◆ TASK PROMPT ◆
Across all the lines below, how many contain the string "count"? Please reply with the number only.

◆ DATA EXTRACT ◆
== == ==

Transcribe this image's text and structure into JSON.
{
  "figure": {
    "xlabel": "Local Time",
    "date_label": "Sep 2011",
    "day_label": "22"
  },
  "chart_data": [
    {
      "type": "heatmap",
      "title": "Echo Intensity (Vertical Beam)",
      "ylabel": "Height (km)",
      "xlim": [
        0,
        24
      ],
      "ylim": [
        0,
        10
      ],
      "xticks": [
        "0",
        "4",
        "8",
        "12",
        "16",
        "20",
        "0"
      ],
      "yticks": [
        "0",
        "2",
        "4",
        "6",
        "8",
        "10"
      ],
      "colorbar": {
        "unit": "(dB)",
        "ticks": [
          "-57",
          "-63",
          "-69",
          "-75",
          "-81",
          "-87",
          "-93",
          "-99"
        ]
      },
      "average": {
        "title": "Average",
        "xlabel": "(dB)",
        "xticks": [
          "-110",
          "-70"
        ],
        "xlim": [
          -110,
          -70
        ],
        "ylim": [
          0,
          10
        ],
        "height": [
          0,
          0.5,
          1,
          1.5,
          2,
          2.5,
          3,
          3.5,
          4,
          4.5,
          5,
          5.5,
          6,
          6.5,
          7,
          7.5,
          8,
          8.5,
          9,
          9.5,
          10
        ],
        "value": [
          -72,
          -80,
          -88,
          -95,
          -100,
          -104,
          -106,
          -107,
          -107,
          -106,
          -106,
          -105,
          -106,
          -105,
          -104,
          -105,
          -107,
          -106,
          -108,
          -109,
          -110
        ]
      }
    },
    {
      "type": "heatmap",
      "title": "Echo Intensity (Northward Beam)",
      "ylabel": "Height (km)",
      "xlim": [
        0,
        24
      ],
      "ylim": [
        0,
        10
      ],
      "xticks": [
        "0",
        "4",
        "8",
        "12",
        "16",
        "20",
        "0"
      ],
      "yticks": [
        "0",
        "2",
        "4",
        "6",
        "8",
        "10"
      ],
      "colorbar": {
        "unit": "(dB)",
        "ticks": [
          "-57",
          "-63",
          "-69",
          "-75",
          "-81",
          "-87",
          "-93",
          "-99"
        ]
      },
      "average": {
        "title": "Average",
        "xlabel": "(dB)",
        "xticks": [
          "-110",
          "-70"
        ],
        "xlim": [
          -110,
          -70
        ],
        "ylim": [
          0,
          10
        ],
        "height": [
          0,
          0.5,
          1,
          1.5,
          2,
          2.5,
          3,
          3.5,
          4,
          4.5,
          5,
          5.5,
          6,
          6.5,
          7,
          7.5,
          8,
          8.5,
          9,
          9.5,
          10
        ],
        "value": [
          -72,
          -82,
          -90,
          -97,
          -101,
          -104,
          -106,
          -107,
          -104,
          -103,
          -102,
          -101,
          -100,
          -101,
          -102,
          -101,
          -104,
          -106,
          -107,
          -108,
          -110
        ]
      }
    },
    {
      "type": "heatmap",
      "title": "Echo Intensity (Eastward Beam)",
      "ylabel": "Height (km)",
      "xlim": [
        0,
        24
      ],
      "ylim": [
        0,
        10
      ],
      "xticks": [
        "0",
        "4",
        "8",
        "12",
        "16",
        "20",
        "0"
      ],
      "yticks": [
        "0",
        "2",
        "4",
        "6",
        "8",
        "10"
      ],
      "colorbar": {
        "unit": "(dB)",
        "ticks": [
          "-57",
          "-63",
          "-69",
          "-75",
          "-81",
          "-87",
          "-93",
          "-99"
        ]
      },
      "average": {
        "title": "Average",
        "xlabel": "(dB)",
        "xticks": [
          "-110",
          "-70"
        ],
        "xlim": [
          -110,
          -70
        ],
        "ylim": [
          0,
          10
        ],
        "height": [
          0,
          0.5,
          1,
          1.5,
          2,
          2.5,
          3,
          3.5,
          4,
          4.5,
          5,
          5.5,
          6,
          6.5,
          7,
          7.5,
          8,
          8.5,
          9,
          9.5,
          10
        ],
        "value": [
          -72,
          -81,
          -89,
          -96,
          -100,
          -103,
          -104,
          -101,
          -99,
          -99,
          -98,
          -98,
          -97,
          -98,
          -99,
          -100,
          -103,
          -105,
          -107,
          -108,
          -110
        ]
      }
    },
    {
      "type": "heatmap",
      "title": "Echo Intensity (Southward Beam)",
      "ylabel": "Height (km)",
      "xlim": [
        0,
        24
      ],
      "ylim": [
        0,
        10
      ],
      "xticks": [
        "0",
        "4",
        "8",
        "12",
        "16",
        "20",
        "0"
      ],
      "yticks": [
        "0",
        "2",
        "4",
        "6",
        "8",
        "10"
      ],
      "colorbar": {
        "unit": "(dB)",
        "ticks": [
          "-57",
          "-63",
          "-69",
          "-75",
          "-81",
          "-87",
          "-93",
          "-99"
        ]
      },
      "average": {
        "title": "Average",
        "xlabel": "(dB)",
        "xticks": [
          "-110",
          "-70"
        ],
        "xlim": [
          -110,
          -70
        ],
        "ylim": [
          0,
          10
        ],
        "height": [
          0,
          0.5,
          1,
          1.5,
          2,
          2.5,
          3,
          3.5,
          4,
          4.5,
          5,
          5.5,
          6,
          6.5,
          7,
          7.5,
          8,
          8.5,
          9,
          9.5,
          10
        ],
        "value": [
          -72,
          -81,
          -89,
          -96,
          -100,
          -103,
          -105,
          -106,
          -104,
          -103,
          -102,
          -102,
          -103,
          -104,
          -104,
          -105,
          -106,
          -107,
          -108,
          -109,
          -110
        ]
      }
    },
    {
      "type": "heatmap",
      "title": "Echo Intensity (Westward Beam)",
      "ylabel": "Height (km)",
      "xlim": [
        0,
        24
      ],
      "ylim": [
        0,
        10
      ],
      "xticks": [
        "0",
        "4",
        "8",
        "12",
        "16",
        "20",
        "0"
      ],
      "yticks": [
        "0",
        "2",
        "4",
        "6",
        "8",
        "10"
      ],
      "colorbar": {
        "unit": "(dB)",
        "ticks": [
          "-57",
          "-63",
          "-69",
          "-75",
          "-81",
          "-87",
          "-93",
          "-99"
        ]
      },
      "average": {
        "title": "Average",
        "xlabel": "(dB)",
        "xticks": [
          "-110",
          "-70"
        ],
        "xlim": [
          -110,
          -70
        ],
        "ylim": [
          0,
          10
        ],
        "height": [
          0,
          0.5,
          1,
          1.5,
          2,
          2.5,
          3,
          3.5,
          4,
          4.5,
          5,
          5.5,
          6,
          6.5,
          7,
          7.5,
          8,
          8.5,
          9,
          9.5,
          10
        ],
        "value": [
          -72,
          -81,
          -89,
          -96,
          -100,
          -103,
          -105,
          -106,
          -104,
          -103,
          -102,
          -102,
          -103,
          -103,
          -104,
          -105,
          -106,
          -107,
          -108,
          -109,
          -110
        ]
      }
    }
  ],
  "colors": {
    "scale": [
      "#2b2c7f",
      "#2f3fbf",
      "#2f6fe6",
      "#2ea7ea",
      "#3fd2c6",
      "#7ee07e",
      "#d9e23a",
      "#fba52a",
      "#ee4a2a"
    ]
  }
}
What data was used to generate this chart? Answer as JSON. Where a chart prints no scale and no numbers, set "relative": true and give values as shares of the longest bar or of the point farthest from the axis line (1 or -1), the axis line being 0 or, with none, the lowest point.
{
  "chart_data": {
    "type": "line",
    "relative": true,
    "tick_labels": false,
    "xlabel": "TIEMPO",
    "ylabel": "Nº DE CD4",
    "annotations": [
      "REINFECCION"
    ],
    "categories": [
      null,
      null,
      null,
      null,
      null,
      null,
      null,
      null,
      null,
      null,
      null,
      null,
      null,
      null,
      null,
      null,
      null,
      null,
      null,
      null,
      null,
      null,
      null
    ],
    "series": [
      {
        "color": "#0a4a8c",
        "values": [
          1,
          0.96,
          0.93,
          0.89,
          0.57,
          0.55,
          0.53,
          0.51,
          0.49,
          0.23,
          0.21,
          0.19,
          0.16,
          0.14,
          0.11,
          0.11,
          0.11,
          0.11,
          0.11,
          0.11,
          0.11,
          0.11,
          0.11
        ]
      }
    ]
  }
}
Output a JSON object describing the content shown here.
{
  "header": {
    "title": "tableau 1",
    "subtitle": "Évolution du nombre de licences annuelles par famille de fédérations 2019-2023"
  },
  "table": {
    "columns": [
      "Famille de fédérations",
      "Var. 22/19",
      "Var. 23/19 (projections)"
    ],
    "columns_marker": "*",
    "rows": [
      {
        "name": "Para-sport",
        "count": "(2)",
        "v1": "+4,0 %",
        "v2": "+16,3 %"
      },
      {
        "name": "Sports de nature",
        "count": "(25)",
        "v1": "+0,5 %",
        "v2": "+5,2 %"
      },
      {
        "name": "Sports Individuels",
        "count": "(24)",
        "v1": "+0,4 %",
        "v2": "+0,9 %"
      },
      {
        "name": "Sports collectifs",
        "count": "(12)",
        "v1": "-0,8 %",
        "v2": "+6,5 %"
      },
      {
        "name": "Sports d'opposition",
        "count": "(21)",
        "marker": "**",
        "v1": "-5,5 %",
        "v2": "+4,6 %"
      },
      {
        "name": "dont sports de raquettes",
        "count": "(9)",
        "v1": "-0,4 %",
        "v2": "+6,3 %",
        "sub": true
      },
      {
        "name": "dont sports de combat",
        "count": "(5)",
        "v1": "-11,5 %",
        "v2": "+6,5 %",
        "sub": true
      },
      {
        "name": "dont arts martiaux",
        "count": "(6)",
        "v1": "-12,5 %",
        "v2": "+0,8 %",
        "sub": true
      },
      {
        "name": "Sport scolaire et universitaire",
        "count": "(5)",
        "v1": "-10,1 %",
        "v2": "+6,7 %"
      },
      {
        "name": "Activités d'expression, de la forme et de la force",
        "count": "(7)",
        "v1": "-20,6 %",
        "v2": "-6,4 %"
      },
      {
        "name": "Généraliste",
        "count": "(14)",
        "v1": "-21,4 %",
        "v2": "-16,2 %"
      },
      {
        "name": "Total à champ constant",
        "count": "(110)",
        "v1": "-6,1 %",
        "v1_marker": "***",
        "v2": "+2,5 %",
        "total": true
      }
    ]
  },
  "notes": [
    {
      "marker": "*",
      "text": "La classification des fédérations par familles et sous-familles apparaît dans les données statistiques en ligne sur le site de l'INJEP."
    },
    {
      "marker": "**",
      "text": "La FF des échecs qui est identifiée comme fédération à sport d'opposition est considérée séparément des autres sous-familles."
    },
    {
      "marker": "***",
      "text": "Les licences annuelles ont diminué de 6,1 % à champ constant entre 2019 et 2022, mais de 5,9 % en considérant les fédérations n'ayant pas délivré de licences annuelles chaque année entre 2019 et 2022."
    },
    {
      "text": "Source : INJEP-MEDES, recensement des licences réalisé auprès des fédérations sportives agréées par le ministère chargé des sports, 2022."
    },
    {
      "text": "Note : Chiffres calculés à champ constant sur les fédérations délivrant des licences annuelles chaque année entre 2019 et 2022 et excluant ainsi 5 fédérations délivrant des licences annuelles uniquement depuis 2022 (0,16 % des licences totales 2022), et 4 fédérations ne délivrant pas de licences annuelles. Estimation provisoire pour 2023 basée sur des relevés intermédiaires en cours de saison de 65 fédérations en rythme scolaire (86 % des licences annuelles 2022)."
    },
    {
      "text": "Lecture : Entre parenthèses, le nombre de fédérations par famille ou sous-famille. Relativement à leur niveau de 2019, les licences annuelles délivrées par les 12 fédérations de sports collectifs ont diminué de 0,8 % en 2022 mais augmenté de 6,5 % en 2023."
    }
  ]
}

== == ==

◆ SOLUTION FOR THIS EXERCISE ◆
12